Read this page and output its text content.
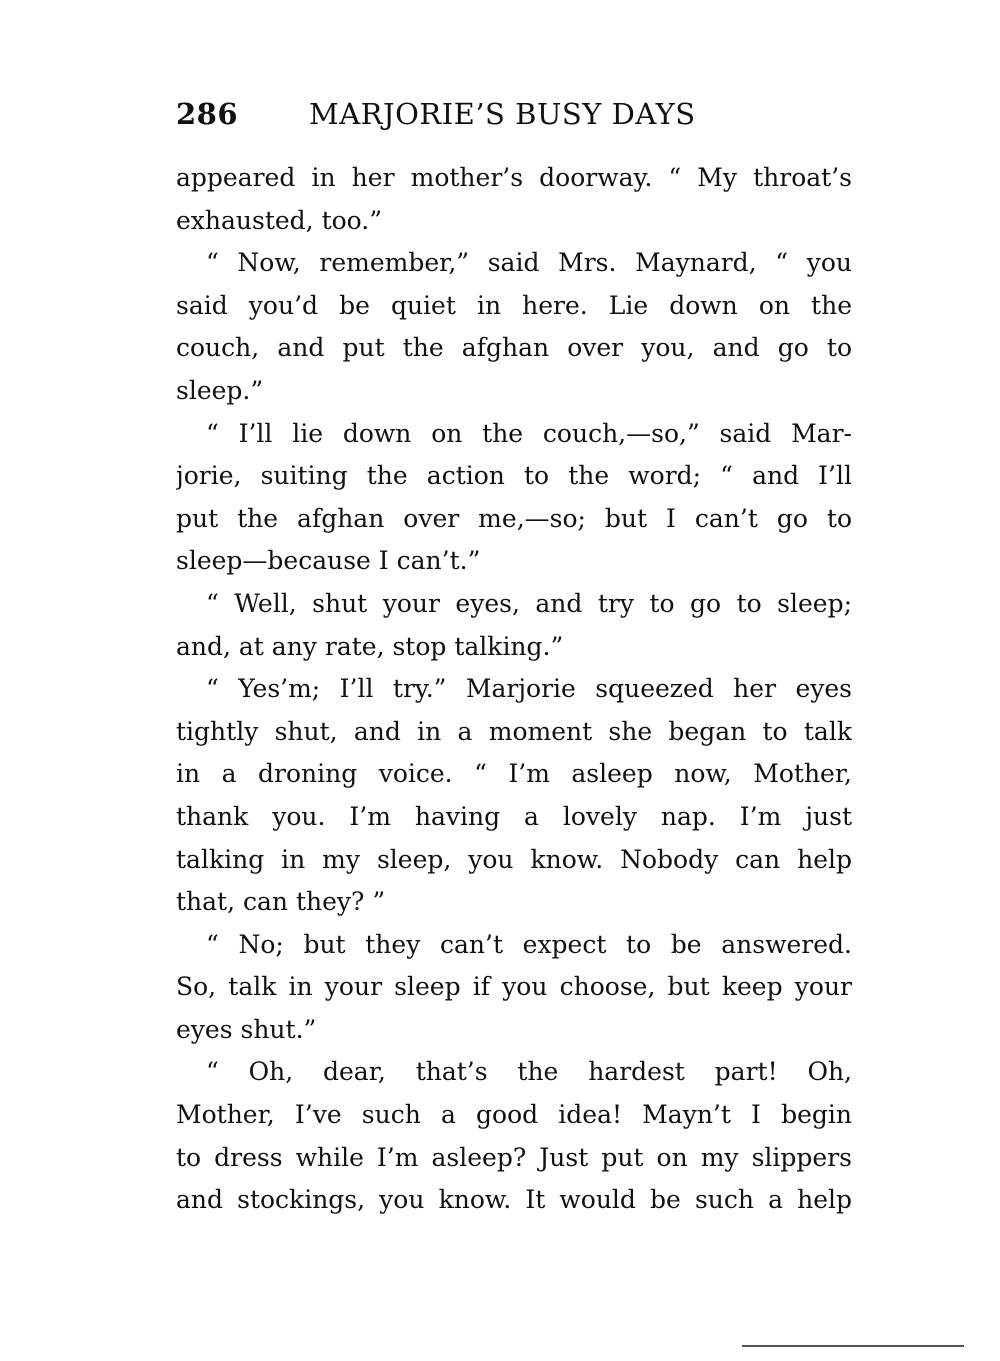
286 MARJORIE’S BUSY DAYS
appeared in her mother’s doorway. “ My throat’s
exhausted, too.”
“ Now, remember,” said Mrs. Maynard, “ you
said you’d be quiet in here. Lie down on the
couch, and put the afghan over you, and go to
sleep.”
“ I’ll lie down on the couch,—so,” said Mar-
jorie, suiting the action to the word; “ and I’ll
put the afghan over me,—so; but I can’t go to
sleep—because I can’t.”
“ Well, shut your eyes, and try to go to sleep;
and, at any rate, stop talking.”
“ Yes’m; I’ll try.” Marjorie squeezed her eyes
tightly shut, and in a moment she began to talk
in a droning voice. “ I’m asleep now, Mother,
thank you. I’m having a lovely nap. I’m just
talking in my sleep, you know. Nobody can help
that, can they? ”
“ No; but they can’t expect to be answered.
So, talk in your sleep if you choose, but keep your
eyes shut.”
“ Oh, dear, that’s the hardest part! Oh,
Mother, I’ve such a good idea! Mayn’t I begin
to dress while I’m asleep? Just put on my slippers
and stockings, you know. It would be such a help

-*-

Select every line of the material above holding the word "such" and copy it.

Mother, I’ve such a good idea! Mayn’t I begin
and stockings, you know. It would be such a help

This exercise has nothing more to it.